Aim ::
Render each line of the items below as a JSON list of strings, one string per line, leaving out blank lines and the pictures.

Element boundary records:
------------------------------------------------------------
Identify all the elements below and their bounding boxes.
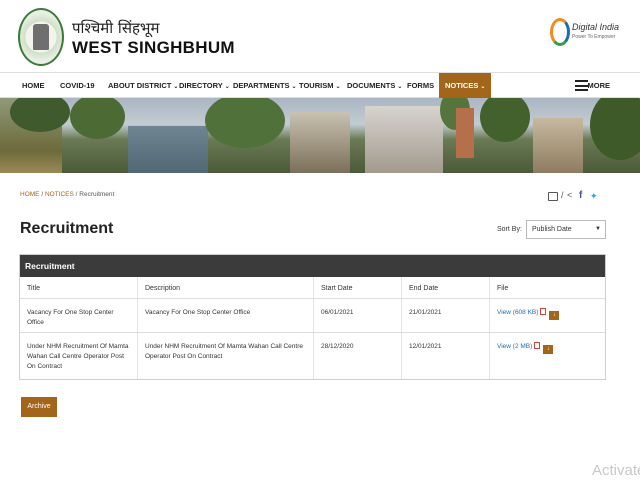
breadcrumb-notices-link[interactable]: NOTICES <box>45 191 74 198</box>
chevron-down-icon: ⌄ <box>335 84 341 90</box>
table-heading: Recruitment <box>20 255 605 277</box>
row-start-date: 06/01/2021 <box>314 299 402 332</box>
row-title: Vacancy For One Stop Center Office <box>20 299 138 332</box>
digital-india-name: Digital India <box>572 22 620 32</box>
pdf-icon <box>534 342 541 349</box>
row-start-date: 28/12/2020 <box>314 333 402 379</box>
row-description: Under NHM Recruitment Of Mamta Wahan Cal… <box>138 333 314 379</box>
row-file: View (608 KB) ↓ <box>490 299 607 332</box>
facebook-icon[interactable]: f <box>579 190 582 201</box>
row-file: View (2 MB) ↓ <box>490 333 607 379</box>
recruitment-table: Recruitment Title Description Start Date… <box>19 254 606 380</box>
main-nav: HOME COVID-19 ABOUT DISTRICT ⌄ DIRECTORY ⌄… <box>0 72 640 98</box>
table-column-headers: Title Description Start Date End Date Fi… <box>20 277 605 299</box>
chevron-down-icon: ⌄ <box>291 84 297 90</box>
column-file: File <box>497 285 509 292</box>
district-emblem-icon[interactable] <box>18 8 64 66</box>
view-file-link[interactable]: View (2 MB) <box>497 343 532 350</box>
nav-departments[interactable]: DEPARTMENTS ⌄ <box>233 73 297 98</box>
digital-india-logo[interactable]: Digital India Power To Empower <box>550 16 620 52</box>
breadcrumb-current: Recruitment <box>79 191 115 198</box>
column-start-date: Start Date <box>314 277 402 298</box>
archive-button[interactable]: Archive <box>21 397 57 417</box>
nav-home[interactable]: HOME <box>22 73 45 98</box>
column-title: Title <box>20 277 138 298</box>
chevron-down-icon: ⌄ <box>173 84 179 90</box>
digital-india-tagline: Power To Empower <box>572 34 616 40</box>
activate-watermark: Activate <box>592 462 640 479</box>
banner-image <box>0 98 640 173</box>
download-icon[interactable]: ↓ <box>549 311 560 320</box>
dropdown-arrow-icon: ▼ <box>595 226 601 232</box>
twitter-icon[interactable]: ✦ <box>590 191 598 202</box>
chevron-down-icon: ⌄ <box>224 84 230 90</box>
nav-directory[interactable]: DIRECTORY ⌄ <box>179 73 230 98</box>
table-row: Under NHM Recruitment Of Mamta Wahan Cal… <box>20 333 605 379</box>
view-file-link[interactable]: View (608 KB) <box>497 309 538 316</box>
sort-select[interactable]: Publish Date ▼ <box>526 220 606 239</box>
column-end-date: End Date <box>402 277 490 298</box>
table-row: Vacancy For One Stop Center Office Vacan… <box>20 299 605 333</box>
share-icon[interactable]: < <box>567 190 572 200</box>
site-title[interactable]: WEST SINGHBHUM <box>72 38 235 58</box>
download-icon[interactable]: ↓ <box>543 345 554 354</box>
nav-documents[interactable]: DOCUMENTS ⌄ <box>347 73 402 98</box>
nav-notices[interactable]: NOTICES ⌄ <box>439 73 492 98</box>
row-end-date: 21/01/2021 <box>402 299 490 332</box>
nav-more[interactable]: MORE <box>588 73 611 98</box>
breadcrumb-home-link[interactable]: HOME <box>20 191 40 198</box>
nav-forms[interactable]: FORMS <box>407 73 434 98</box>
chevron-down-icon: ⌄ <box>397 84 403 90</box>
row-end-date: 12/01/2021 <box>402 333 490 379</box>
nav-about-district[interactable]: ABOUT DISTRICT ⌄ <box>108 73 178 98</box>
page-title: Recruitment <box>20 220 114 237</box>
share-tools: / < f ✦ <box>548 190 604 203</box>
breadcrumb: HOME / NOTICES / Recruitment <box>20 191 115 198</box>
chevron-down-icon: ⌄ <box>480 84 486 90</box>
nav-covid-19[interactable]: COVID-19 <box>60 73 95 98</box>
nav-tourism[interactable]: TOURISM ⌄ <box>299 73 340 98</box>
site-header: पश्चिमी सिंहभूम WEST SINGHBHUM Digital I… <box>0 0 640 72</box>
digital-india-mark-icon <box>550 18 570 46</box>
site-title-hindi[interactable]: पश्चिमी सिंहभूम <box>72 18 159 38</box>
row-title: Under NHM Recruitment Of Mamta Wahan Cal… <box>20 333 138 379</box>
sort-label: Sort By: <box>497 226 522 233</box>
menu-icon[interactable] <box>575 80 588 91</box>
column-description: Description <box>138 277 314 298</box>
row-description: Vacancy For One Stop Center Office <box>138 299 314 332</box>
pdf-icon <box>540 308 547 315</box>
print-icon[interactable] <box>548 192 558 201</box>
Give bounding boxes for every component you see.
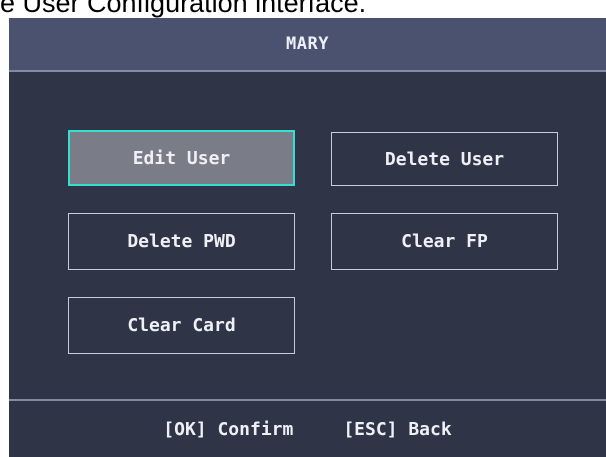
back-hint[interactable]: [ESC] Back bbox=[343, 419, 451, 440]
device-screen: MARY Edit User Delete User Delete PWD Cl… bbox=[9, 18, 606, 457]
title-divider bbox=[9, 70, 606, 72]
figure-caption: e User Configuration interface. bbox=[0, 0, 367, 18]
footer-hints: [OK] Confirm [ESC] Back bbox=[9, 401, 606, 457]
user-name-title: MARY bbox=[286, 34, 329, 54]
clear-card-button[interactable]: Clear Card bbox=[68, 297, 295, 354]
confirm-hint[interactable]: [OK] Confirm bbox=[163, 419, 293, 440]
delete-pwd-button[interactable]: Delete PWD bbox=[68, 213, 295, 270]
edit-user-button[interactable]: Edit User bbox=[68, 130, 295, 186]
clear-fp-button[interactable]: Clear FP bbox=[331, 213, 558, 270]
delete-user-button[interactable]: Delete User bbox=[331, 132, 558, 186]
title-bar: MARY bbox=[9, 18, 606, 70]
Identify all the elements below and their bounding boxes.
------------------------------------------------------------
Result below ::
[
  "Identify all the elements below and their bounding boxes.",
  "breadcrumb-notices-link[interactable]: NOTICES <box>45 191 74 198</box>",
  "chevron-down-icon: ⌄ <box>335 84 341 90</box>",
  "table-heading: Recruitment <box>20 255 605 277</box>",
  "row-start-date: 06/01/2021 <box>314 299 402 332</box>",
  "row-title: Vacancy For One Stop Center Office <box>20 299 138 332</box>",
  "digital-india-name: Digital India <box>572 22 620 32</box>",
  "pdf-icon <box>534 342 541 349</box>",
  "row-start-date: 28/12/2020 <box>314 333 402 379</box>",
  "row-description: Under NHM Recruitment Of Mamta Wahan Cal… <box>138 333 314 379</box>",
  "row-file: View (608 KB) ↓ <box>490 299 607 332</box>",
  "facebook-icon[interactable]: f <box>579 190 582 201</box>",
  "row-file: View (2 MB) ↓ <box>490 333 607 379</box>",
  "recruitment-table: Recruitment Title Description Start Date… <box>19 254 606 380</box>",
  "main-nav: HOME COVID-19 ABOUT DISTRICT ⌄ DIRECTORY ⌄… <box>0 72 640 98</box>",
  "table-column-headers: Title Description Start Date End Date Fi… <box>20 277 605 299</box>",
  "chevron-down-icon: ⌄ <box>291 84 297 90</box>",
  "column-file: File <box>497 285 509 292</box>",
  "district-emblem-icon[interactable] <box>18 8 64 66</box>",
  "view-file-link[interactable]: View (2 MB) <box>497 343 532 350</box>",
  "nav-departments[interactable]: DEPARTMENTS ⌄ <box>233 73 297 98</box>",
  "digital-india-logo[interactable]: Digital India Power To Empower <box>550 16 620 52</box>",
  "breadcrumb-current: Recruitment <box>79 191 115 198</box>",
  "column-start-date: Start Date <box>314 277 402 298</box>",
  "archive-button[interactable]: Archive <box>21 397 57 417</box>",
  "nav-home[interactable]: HOME <box>22 73 45 98</box>",
  "column-title: Title <box>20 277 138 298</box>",
  "chevron-down-icon: ⌄ <box>173 84 179 90</box>",
  "digital-india-tagline: Power To Empower <box>572 34 616 40</box>",
  "activate-watermark: Activate <box>592 462 640 479</box>",
  "banner-image <box>0 98 640 173</box>",
  "download-icon[interactable]: ↓ <box>549 311 560 320</box>",
  "dropdown-arrow-icon: ▼ <box>595 226 601 232</box>",
  "twitter-icon[interactable]: ✦ <box>590 191 598 202</box>",
  "chevron-down-icon: ⌄ <box>224 84 230 90</box>",
  "nav-directory[interactable]: DIRECTORY ⌄ <box>179 73 230 98</box>",
  "table-row: Under NHM Recruitment Of Mamta Wahan Cal… <box>20 333 605 379</box>",
  "view-file-link[interactable]: View (608 KB) <box>497 309 538 316</box>",
  "sort-select[interactable]: Publish Date ▼ <box>526 220 606 239</box>",
  "column-end-date: End Date <box>402 277 490 298</box>",
  "table-row: Vacancy For One Stop Center Office Vacan… <box>20 299 605 333</box>",
  "share-icon[interactable]: < <box>567 190 572 200</box>",
  "site-title[interactable]: WEST SINGHBHUM <box>72 38 235 58</box>",
  "download-icon[interactable]: ↓ <box>543 345 554 354</box>",
  "nav-documents[interactable]: DOCUMENTS ⌄ <box>347 73 402 98</box>",
  "nav-notices[interactable]: NOTICES ⌄ <box>439 73 492 98</box>",
  "row-end-date: 21/01/2021 <box>402 299 490 332</box>",
  "nav-more[interactable]: MORE <box>588 73 611 98</box>",
  "breadcrumb-home-link[interactable]: HOME <box>20 191 40 198</box>",
  "nav-forms[interactable]: FORMS <box>407 73 434 98</box>",
  "chevron-down-icon: ⌄ <box>397 84 403 90</box>",
  "row-end-date: 12/01/2021 <box>402 333 490 379</box>",
  "nav-about-district[interactable]: ABOUT DISTRICT ⌄ <box>108 73 178 98</box>",
  "page-title: Recruitment <box>20 220 114 237</box>",
  "share-tools: / < f ✦ <box>548 190 604 203</box>",
  "breadcrumb: HOME / NOTICES / Recruitment <box>20 191 115 198</box>",
  "chevron-down-icon: ⌄ <box>480 84 486 90</box>",
  "nav-covid-19[interactable]: COVID-19 <box>60 73 95 98</box>",
  "nav-tourism[interactable]: TOURISM ⌄ <box>299 73 340 98</box>",
  "site-header: पश्चिमी सिंहभूम WEST SINGHBHUM Digital I… <box>0 0 640 72</box>",
  "digital-india-mark-icon <box>550 18 570 46</box>",
  "site-title-hindi[interactable]: पश्चिमी सिंहभूम <box>72 18 159 38</box>",
  "row-title: Under NHM Recruitment Of Mamta Wahan Cal… <box>20 333 138 379</box>",
  "sort-label: Sort By: <box>497 226 522 233</box>",
  "menu-icon[interactable] <box>575 80 588 91</box>",
  "column-description: Description <box>138 277 314 298</box>",
  "row-description: Vacancy For One Stop Center Office <box>138 299 314 332</box>",
  "pdf-icon <box>540 308 547 315</box>",
  "print-icon[interactable] <box>548 192 558 201</box>",
  "Give bounding boxes for every component you see.",
  "back-hint[interactable]: [ESC] Back bbox=[343, 419, 451, 440]",
  "device-screen: MARY Edit User Delete User Delete PWD Cl… bbox=[9, 18, 606, 457]",
  "title-divider bbox=[9, 70, 606, 72]",
  "figure-caption: e User Configuration interface. bbox=[0, 0, 367, 18]",
  "footer-hints: [OK] Confirm [ESC] Back bbox=[9, 401, 606, 457]",
  "user-name-title: MARY bbox=[286, 34, 329, 54]",
  "clear-card-button[interactable]: Clear Card bbox=[68, 297, 295, 354]",
  "confirm-hint[interactable]: [OK] Confirm bbox=[163, 419, 293, 440]",
  "delete-pwd-button[interactable]: Delete PWD bbox=[68, 213, 295, 270]",
  "edit-user-button[interactable]: Edit User bbox=[68, 130, 295, 186]",
  "clear-fp-button[interactable]: Clear FP bbox=[331, 213, 558, 270]",
  "delete-user-button[interactable]: Delete User bbox=[331, 132, 558, 186]",
  "title-bar: MARY bbox=[9, 18, 606, 70]",
  "Identify all the elements below and their bounding boxes."
]